**MATERIAL SHOWN:**
━━━

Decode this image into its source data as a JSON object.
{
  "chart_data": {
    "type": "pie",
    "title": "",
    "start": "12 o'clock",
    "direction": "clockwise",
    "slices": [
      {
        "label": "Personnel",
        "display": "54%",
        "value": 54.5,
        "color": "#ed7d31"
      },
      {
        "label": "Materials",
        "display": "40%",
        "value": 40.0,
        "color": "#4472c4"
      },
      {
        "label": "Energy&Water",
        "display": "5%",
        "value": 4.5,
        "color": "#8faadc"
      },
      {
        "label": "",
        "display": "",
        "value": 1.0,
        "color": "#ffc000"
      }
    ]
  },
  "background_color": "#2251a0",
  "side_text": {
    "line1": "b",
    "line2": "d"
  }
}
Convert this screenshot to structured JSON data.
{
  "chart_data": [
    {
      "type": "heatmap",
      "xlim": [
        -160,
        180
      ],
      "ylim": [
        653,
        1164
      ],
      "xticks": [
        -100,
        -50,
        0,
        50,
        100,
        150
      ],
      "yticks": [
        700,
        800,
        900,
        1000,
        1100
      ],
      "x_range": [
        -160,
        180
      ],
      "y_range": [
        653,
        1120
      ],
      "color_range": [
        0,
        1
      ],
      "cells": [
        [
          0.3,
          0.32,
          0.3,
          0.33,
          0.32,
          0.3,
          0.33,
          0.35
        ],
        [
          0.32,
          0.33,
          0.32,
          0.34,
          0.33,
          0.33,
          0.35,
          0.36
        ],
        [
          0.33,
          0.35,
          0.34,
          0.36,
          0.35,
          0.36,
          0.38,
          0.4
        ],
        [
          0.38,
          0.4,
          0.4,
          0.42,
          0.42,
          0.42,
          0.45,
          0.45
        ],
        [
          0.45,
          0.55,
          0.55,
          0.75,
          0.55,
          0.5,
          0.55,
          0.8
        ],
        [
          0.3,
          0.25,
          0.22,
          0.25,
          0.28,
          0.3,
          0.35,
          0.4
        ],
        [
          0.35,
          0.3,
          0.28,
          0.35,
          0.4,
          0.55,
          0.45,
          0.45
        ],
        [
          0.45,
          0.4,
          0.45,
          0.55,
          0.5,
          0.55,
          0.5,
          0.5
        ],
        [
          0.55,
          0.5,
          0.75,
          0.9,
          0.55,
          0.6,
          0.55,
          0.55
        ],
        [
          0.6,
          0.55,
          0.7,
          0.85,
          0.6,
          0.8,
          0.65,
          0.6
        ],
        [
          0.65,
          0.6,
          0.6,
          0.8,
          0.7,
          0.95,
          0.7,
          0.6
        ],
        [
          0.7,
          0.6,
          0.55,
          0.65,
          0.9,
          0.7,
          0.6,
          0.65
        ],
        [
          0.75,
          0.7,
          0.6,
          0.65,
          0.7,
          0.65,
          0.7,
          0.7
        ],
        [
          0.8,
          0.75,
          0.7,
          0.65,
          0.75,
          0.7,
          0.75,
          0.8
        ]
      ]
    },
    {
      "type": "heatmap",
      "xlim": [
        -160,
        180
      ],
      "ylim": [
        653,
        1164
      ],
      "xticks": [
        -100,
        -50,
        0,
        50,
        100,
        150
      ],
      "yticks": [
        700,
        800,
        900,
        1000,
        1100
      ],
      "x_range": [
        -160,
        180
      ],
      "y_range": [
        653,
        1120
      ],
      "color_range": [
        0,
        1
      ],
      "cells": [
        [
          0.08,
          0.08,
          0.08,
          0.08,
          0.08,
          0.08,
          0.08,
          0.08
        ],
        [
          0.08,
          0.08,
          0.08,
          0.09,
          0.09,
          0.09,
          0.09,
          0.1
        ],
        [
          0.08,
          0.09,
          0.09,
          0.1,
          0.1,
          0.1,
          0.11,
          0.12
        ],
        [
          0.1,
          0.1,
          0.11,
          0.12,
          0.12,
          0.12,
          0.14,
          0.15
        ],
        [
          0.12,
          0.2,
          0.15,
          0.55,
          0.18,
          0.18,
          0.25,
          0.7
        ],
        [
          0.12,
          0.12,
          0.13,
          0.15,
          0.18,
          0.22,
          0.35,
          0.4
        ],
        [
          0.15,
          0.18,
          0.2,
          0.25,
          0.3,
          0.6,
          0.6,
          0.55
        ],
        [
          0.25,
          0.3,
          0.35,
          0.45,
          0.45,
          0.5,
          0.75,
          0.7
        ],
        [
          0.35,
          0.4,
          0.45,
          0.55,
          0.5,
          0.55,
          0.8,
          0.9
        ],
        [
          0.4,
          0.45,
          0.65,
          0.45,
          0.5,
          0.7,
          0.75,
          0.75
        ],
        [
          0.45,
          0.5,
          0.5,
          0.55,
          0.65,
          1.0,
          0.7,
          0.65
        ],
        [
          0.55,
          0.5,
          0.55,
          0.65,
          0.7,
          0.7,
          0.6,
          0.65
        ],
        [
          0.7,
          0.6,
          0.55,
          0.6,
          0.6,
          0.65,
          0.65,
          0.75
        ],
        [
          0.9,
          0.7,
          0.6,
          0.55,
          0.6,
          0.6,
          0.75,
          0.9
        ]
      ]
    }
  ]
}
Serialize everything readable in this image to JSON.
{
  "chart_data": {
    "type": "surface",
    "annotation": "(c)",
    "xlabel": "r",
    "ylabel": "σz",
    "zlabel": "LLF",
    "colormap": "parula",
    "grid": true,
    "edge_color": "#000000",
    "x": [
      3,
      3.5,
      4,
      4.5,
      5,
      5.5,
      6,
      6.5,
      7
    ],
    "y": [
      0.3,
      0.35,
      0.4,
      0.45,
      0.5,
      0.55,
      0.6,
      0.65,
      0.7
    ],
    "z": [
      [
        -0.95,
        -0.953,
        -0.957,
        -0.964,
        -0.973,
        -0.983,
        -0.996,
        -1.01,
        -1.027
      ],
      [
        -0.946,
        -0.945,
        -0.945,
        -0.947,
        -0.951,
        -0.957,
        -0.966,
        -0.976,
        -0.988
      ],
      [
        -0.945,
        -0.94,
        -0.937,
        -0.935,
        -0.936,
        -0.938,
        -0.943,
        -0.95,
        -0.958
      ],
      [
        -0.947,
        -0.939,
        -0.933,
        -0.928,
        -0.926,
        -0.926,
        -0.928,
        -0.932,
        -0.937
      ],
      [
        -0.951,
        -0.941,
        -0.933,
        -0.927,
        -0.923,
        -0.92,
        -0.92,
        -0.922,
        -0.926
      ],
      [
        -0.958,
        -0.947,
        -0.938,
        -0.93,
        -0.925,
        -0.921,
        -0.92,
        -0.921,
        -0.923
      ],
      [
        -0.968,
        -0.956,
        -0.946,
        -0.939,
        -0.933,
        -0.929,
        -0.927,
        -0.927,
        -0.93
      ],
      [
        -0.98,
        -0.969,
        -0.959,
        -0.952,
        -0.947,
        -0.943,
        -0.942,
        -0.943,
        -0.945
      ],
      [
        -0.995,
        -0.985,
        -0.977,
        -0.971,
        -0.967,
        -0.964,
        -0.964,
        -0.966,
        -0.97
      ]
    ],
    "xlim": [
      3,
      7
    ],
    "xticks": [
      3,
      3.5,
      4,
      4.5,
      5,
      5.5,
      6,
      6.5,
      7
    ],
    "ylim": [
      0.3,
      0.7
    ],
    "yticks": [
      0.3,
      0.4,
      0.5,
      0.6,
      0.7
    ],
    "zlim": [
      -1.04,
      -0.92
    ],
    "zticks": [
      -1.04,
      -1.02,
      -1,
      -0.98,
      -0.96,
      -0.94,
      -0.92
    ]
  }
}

━━━

**WHAT YOU ARE ASKED TO DO:**
Search the preceding listing for the word "JSON" and pull out every line that holds it.

**RESPONSE TO THE TASK:**
Decode this image into its source data as a JSON object.
Convert this screenshot to structured JSON data.
Serialize everything readable in this image to JSON.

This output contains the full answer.